Start of Data extract
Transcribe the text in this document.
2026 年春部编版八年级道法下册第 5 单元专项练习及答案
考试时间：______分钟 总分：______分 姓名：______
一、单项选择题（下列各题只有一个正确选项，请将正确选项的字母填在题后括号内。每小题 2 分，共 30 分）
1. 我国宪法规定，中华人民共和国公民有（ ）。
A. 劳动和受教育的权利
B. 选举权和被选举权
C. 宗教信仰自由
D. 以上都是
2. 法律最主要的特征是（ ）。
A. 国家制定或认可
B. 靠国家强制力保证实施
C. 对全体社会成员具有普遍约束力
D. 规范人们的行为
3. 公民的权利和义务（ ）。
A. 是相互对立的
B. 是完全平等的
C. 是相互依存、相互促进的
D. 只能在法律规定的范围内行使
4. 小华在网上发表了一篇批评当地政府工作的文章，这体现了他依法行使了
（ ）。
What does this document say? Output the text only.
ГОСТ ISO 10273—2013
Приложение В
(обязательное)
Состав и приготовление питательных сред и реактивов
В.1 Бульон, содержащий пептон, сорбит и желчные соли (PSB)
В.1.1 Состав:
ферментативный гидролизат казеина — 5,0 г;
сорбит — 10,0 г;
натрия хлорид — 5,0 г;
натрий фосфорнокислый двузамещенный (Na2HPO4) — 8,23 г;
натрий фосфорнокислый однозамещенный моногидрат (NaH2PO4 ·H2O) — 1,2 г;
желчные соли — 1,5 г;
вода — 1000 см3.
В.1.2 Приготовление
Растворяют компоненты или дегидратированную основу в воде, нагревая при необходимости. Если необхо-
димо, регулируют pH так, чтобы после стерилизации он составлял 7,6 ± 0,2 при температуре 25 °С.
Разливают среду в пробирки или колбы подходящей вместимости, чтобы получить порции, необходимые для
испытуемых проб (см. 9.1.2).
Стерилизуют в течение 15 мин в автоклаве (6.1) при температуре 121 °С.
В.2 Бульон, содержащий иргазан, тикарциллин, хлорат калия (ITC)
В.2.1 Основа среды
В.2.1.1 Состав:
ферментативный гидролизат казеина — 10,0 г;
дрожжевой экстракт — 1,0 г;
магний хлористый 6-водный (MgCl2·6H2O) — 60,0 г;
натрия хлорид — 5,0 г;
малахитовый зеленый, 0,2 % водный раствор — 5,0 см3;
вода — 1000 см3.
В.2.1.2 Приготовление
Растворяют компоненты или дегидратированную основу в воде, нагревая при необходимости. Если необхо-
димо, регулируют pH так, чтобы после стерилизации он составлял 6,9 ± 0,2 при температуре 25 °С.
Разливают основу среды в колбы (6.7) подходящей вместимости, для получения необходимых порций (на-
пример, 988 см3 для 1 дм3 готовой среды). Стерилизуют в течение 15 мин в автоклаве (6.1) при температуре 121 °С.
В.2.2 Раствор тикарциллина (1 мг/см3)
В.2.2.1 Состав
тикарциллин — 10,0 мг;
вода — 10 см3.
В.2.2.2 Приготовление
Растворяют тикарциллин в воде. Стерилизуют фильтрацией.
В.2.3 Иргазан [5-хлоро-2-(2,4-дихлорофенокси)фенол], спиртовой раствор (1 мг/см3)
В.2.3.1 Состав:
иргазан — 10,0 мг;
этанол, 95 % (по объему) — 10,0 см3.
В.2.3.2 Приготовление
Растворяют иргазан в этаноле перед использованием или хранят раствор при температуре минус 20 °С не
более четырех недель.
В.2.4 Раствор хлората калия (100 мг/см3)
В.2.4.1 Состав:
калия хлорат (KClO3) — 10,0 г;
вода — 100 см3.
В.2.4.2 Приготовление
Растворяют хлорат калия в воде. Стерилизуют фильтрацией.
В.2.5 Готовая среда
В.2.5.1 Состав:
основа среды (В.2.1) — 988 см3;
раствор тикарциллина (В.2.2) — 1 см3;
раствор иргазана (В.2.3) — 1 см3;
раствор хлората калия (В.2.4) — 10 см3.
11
End of Data extract
- **Short problem**: Look through the entries above; copy each line where the string "соли" appears.

- **Full answer**:
В.1 Бульон, содержащий пептон, сорбит и желчные соли (PSB)
желчные соли — 1,5 г;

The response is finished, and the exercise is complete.